**PROBLEM DESCRIPTION**
Write out each entry again. Keep every word exactly as it is.

---------- DATA EXCERPTS ----------

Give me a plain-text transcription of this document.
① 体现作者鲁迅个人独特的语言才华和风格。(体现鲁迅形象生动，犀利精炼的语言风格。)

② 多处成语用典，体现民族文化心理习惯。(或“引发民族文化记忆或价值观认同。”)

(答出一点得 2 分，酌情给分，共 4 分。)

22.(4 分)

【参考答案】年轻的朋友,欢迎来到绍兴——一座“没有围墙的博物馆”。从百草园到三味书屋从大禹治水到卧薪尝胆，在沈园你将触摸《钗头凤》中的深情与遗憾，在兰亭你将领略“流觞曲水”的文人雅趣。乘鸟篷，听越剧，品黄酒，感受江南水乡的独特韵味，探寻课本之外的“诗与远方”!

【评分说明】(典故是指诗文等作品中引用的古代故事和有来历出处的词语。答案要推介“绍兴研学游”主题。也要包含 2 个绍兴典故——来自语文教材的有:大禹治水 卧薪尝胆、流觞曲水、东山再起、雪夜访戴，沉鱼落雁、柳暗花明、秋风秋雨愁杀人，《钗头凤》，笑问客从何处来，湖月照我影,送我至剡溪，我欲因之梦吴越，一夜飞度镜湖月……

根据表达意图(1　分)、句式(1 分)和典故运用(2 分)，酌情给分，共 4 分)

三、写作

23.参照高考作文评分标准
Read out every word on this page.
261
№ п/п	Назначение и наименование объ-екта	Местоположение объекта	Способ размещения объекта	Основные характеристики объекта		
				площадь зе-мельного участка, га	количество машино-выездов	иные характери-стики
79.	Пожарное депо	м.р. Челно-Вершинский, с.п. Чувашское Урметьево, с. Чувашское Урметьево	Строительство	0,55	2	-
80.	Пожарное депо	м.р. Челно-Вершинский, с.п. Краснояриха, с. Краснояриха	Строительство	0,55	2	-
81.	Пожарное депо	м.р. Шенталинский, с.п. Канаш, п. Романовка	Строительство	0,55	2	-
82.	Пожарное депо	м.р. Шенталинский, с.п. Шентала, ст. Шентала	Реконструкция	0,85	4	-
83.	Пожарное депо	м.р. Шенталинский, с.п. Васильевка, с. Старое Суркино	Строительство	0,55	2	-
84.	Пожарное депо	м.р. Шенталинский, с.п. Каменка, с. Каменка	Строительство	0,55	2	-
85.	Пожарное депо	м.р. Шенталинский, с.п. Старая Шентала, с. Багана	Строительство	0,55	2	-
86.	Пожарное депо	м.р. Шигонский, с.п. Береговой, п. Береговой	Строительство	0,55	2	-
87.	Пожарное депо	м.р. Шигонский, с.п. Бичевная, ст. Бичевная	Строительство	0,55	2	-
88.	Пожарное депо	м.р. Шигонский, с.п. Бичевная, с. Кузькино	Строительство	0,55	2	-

----------

**ANSWER TO THIS PROBLEM**
Give me a plain-text transcription of this document.
① 体现作者鲁迅个人独特的语言才华和风格。(体现鲁迅形象生动，犀利精炼的语言风格。)

② 多处成语用典，体现民族文化心理习惯。(或“引发民族文化记忆或价值观认同。”)

(答出一点得 2 分，酌情给分，共 4 分。)

22.(4 分)

【参考答案】年轻的朋友,欢迎来到绍兴——一座“没有围墙的博物馆”。从百草园到三味书屋从大禹治水到卧薪尝胆，在沈园你将触摸《钗头凤》中的深情与遗憾，在兰亭你将领略“流觞曲水”的文人雅趣。乘鸟篷，听越剧，品黄酒，感受江南水乡的独特韵味，探寻课本之外的“诗与远方”!

【评分说明】(典故是指诗文等作品中引用的古代故事和有来历出处的词语。答案要推介“绍兴研学游”主题。也要包含 2 个绍兴典故——来自语文教材的有:大禹治水 卧薪尝胆、流觞曲水、东山再起、雪夜访戴，沉鱼落雁、柳暗花明、秋风秋雨愁杀人，《钗头凤》，笑问客从何处来，湖月照我影,送我至剡溪，我欲因之梦吴越，一夜飞度镜湖月……

根据表达意图(1　分)、句式(1 分)和典故运用(2 分)，酌情给分，共 4 分)

三、写作

23.参照高考作文评分标准
Read out every word on this page.
261
№ п/п	Назначение и наименование объ-екта	Местоположение объекта	Способ размещения объекта	Основные характеристики объекта		
				площадь зе-мельного участка, га	количество машино-выездов	иные характери-стики
79.	Пожарное депо	м.р. Челно-Вершинский, с.п. Чувашское Урметьево, с. Чувашское Урметьево	Строительство	0,55	2	-
80.	Пожарное депо	м.р. Челно-Вершинский, с.п. Краснояриха, с. Краснояриха	Строительство	0,55	2	-
81.	Пожарное депо	м.р. Шенталинский, с.п. Канаш, п. Романовка	Строительство	0,55	2	-
82.	Пожарное депо	м.р. Шенталинский, с.п. Шентала, ст. Шентала	Реконструкция	0,85	4	-
83.	Пожарное депо	м.р. Шенталинский, с.п. Васильевка, с. Старое Суркино	Строительство	0,55	2	-
84.	Пожарное депо	м.р. Шенталинский, с.п. Каменка, с. Каменка	Строительство	0,55	2	-
85.	Пожарное депо	м.р. Шенталинский, с.п. Старая Шентала, с. Багана	Строительство	0,55	2	-
86.	Пожарное депо	м.р. Шигонский, с.п. Береговой, п. Береговой	Строительство	0,55	2	-
87.	Пожарное депо	м.р. Шигонский, с.п. Бичевная, ст. Бичевная	Строительство	0,55	2	-
88.	Пожарное депо	м.р. Шигонский, с.п. Бичевная, с. Кузькино	Строительство	0,55	2	-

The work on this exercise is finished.